Monday, April 13, 2026

Why we need the Archbishop of Canterbury to lead Anglican Communion (and bonus Easter reflections)

Why We Need the Archbishop of Canterbury to lead the Anglican Communion

Pope Leo has been in terrific form as a global Christian leader in recent weeks, unashamedly, un-backing-downed-ly, consistently speaking for and praying for peace in respect of current wars. For a sample article on this pacific leadership see here.

It has gotten me thinking a bit about some current analyses and prognoses for global Anglican leadership. You know, the ones that sum up as "We don't need the Archbishop of Canterbury," with the Gafcon version being the hard one, "We really don't need the Archbishop of Canterbury and you shouldn't either if you want to be a Gafcon leader" and the Anglican Communion one itself (according to the Nairobi-Cairo Proposals - still being discussed) being the soft version "We don't need the Archbishop of Canterbury, do we? Well, okay, some kind of role, but let's share Communion leadership round the globe."

But, here's the thing which Pope Leo's leadership in recent weeks highlights: the world pays attention to the Christian leader who bears the title and holds the mana of church office which is both "high" and "historic". The Roman Catholic Church itself pays attention to its high, historic office holder: "the Pope says ..." has impact more than "the Bishop of Oxbridge says ...".

What would be the global impact of, say, "the duty Anglican primate for 2026 says ...".

You're correct: Zilch!

Let's stick with, let's support, let's settle on the high, historic leadership office for Anglicans which is ... the Archbishop of Canterbury.

Important Addendum: since drafting the above paragraphs, I have noticed an article by Paul Avis in Church Times, highly critical of the N-C Proposals. Key citations from that article are:

"Some emphases of the NCPs are welcome: the equality and autonomy of the Churches (“Provinces”) of the Anglican Communion, and the wider sharing of chairing positions. But the Commission’s key proposals are deeply troubling.

The NCPs contain factual errors, both historical and constitutional; and they exhibit an animus against the Church of England and the Archbishop of Canterbury which is uncharitable. The Communion is currently fractured and dysfunctional, but, if the NCPs were accepted, the Communion would not be a “communion” at all, as ecclesial communion has been universally understood: namely, as a eucharistic communion with an interchangeable ordained ministry."
*-*-*
» GIVEN REQUEST A
In the post on Anglican leadership, in which publication did the Paul Avis article critical of the Nairobi-Cairo Proposals appear?
» GIVEN REQUEST B
List every line of the records that contains the string "facebook".

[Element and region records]
*-*-*
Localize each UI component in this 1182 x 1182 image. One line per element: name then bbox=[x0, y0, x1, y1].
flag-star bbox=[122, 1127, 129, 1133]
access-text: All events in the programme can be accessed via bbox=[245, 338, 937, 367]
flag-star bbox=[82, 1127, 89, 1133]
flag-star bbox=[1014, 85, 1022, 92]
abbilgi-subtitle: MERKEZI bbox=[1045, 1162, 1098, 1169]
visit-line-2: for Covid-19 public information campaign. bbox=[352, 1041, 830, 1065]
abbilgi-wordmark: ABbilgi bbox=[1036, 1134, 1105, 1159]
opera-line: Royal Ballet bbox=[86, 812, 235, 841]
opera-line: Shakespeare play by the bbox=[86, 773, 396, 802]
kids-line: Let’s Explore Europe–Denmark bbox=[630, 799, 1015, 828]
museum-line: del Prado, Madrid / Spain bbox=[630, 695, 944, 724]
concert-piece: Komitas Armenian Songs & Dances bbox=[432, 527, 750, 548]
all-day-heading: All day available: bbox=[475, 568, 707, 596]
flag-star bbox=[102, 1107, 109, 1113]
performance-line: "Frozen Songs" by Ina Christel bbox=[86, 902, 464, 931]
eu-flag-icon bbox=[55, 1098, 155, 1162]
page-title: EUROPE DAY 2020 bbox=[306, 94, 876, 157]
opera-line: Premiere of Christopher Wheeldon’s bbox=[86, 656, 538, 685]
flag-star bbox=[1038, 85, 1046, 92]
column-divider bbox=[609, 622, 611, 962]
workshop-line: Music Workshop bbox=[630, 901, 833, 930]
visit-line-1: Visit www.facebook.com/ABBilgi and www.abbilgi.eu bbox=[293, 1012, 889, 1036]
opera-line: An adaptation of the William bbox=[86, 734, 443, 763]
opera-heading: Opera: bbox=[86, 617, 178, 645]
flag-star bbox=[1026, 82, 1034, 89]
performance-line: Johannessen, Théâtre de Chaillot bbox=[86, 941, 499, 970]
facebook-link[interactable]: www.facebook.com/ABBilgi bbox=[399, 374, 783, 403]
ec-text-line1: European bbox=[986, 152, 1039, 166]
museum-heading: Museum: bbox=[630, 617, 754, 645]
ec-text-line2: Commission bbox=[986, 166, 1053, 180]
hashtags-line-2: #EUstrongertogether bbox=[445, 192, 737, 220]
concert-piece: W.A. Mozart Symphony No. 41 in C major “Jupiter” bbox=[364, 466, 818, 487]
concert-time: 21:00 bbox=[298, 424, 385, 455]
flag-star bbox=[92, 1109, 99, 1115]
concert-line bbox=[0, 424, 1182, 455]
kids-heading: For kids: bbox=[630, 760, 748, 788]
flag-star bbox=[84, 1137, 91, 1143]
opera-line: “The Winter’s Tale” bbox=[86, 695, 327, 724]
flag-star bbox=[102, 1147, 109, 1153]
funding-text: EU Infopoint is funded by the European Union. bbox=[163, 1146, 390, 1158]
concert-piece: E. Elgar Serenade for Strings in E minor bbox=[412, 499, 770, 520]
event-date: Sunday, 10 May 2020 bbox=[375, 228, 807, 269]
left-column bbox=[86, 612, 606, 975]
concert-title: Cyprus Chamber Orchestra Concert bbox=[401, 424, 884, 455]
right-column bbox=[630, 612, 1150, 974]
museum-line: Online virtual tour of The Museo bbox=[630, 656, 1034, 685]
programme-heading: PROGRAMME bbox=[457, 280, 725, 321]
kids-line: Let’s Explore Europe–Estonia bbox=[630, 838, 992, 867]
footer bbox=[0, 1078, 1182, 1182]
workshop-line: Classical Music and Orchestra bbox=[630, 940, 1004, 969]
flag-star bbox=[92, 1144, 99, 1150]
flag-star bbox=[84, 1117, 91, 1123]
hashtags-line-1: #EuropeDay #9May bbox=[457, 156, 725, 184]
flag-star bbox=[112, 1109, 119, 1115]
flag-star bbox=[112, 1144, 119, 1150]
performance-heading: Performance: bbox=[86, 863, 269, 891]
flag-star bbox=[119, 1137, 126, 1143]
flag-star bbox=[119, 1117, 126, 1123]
*-*-*
» EXERCISE SOLUTION A
Church Times.

» EXERCISE SOLUTION B
visit-line-1: Visit www.facebook.com/ABBilgi and www.abbilgi.eu bbox=[293, 1012, 889, 1036]
facebook-link[interactable]: www.facebook.com/ABBilgi bbox=[399, 374, 783, 403]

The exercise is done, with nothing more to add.